— BEGIN GIVEN INFORMATION —
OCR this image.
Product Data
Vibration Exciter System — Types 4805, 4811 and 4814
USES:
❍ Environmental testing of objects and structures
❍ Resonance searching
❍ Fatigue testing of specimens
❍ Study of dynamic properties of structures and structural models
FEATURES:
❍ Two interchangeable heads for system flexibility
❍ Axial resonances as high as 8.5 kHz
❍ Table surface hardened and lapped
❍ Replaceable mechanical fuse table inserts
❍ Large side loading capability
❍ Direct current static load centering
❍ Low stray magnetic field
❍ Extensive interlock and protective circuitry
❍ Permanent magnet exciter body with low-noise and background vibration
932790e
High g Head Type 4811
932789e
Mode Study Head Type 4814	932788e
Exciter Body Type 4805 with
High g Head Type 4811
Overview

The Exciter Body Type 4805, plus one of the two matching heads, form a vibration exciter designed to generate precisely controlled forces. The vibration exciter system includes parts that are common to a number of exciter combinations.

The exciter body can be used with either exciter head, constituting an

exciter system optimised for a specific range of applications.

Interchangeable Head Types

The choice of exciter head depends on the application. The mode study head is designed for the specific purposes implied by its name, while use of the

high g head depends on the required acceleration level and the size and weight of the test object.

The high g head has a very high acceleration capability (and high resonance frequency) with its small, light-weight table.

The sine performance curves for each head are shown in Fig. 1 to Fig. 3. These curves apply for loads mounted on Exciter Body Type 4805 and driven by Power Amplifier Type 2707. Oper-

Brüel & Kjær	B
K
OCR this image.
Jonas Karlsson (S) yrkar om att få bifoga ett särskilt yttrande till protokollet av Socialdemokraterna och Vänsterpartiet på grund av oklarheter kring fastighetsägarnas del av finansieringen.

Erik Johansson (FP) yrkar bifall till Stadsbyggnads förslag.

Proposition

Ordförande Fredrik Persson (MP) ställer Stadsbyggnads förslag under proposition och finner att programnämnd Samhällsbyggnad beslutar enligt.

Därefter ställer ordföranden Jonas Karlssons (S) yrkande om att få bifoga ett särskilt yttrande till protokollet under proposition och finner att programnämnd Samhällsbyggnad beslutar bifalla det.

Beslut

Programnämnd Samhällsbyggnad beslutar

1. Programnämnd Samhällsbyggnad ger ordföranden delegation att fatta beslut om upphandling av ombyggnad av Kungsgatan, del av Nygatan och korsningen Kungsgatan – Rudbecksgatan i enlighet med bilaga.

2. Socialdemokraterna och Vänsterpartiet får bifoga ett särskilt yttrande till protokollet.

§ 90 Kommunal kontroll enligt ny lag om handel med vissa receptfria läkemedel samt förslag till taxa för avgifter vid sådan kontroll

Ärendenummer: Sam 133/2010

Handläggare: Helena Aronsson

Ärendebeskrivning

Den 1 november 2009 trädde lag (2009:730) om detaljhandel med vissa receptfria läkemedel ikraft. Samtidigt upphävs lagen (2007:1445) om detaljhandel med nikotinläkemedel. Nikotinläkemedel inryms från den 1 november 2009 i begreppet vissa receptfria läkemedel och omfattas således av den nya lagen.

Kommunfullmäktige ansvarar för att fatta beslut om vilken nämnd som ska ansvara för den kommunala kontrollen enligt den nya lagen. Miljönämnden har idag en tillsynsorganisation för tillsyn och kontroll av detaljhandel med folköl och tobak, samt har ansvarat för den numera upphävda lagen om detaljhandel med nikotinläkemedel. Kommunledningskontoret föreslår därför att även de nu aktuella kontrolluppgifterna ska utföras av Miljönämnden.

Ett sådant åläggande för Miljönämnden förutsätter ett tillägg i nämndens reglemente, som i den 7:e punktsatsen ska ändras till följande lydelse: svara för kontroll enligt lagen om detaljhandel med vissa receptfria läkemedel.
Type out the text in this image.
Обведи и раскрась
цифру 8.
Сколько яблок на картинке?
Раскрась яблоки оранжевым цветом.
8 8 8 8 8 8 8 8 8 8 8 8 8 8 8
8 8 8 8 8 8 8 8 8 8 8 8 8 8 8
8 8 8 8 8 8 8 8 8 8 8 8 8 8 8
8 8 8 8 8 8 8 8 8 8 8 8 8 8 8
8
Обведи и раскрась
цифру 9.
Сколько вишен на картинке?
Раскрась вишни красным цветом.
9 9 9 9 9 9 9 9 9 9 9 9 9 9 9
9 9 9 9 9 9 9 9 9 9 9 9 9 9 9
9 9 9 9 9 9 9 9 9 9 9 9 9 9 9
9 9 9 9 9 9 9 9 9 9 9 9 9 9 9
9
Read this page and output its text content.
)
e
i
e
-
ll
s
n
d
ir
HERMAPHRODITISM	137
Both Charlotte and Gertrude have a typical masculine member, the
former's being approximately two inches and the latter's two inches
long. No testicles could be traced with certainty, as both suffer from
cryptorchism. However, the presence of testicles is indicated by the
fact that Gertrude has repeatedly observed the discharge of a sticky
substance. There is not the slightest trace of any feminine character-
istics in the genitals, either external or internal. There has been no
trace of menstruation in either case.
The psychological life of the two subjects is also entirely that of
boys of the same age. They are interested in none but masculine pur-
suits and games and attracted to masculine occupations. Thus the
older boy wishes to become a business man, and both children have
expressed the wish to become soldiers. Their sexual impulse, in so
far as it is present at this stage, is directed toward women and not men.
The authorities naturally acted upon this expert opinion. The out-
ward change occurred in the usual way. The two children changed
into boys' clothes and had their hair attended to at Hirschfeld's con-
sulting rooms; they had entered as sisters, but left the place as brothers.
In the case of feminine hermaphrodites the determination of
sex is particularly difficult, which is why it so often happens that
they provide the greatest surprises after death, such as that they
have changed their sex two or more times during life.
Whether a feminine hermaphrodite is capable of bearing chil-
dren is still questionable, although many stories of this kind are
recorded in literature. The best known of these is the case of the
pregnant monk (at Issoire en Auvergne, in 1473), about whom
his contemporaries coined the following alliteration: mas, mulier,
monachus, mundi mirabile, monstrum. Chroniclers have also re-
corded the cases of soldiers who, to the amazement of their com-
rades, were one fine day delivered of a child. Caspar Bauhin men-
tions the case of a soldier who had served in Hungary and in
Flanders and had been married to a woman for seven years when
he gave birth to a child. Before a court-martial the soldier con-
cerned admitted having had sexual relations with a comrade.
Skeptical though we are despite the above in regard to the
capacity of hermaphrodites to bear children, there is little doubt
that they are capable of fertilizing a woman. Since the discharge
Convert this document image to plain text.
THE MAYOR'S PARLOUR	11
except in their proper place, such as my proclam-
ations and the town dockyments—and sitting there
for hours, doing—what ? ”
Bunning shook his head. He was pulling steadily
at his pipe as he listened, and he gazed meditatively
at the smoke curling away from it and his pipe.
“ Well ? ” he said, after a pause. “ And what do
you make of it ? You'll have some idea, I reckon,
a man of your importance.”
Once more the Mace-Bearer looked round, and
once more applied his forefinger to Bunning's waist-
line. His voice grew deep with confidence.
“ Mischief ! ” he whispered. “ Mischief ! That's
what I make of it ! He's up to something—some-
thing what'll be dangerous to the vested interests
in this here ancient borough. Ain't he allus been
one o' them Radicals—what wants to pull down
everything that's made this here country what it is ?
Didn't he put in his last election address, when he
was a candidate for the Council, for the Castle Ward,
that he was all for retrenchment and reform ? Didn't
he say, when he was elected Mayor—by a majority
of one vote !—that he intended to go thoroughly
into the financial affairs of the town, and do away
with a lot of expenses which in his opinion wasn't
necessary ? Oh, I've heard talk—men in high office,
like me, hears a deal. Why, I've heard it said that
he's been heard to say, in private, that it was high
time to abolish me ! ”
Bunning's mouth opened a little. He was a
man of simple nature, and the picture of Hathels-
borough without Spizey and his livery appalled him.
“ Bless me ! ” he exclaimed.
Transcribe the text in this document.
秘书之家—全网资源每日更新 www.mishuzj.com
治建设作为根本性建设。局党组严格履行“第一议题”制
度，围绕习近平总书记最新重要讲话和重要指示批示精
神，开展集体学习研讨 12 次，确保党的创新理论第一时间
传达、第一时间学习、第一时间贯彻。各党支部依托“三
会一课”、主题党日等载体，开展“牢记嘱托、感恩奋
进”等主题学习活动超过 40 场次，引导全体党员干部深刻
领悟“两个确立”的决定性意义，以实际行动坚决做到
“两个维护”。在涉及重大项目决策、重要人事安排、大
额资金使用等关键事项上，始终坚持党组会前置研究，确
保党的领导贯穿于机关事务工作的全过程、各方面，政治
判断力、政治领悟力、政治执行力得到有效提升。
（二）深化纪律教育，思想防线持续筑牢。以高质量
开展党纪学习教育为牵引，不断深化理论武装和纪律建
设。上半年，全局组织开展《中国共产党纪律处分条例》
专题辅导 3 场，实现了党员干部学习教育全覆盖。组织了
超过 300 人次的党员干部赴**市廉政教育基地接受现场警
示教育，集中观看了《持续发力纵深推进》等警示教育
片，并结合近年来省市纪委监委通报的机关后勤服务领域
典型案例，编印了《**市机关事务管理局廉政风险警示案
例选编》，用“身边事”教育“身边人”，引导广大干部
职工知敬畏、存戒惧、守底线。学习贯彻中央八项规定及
— END GIVEN INFORMATION —
→ **STATED TASK**
Determine how many lines above contain "such" as a word or string. Give the number alone.

→ **REPLY TO THE EXERCISE**
2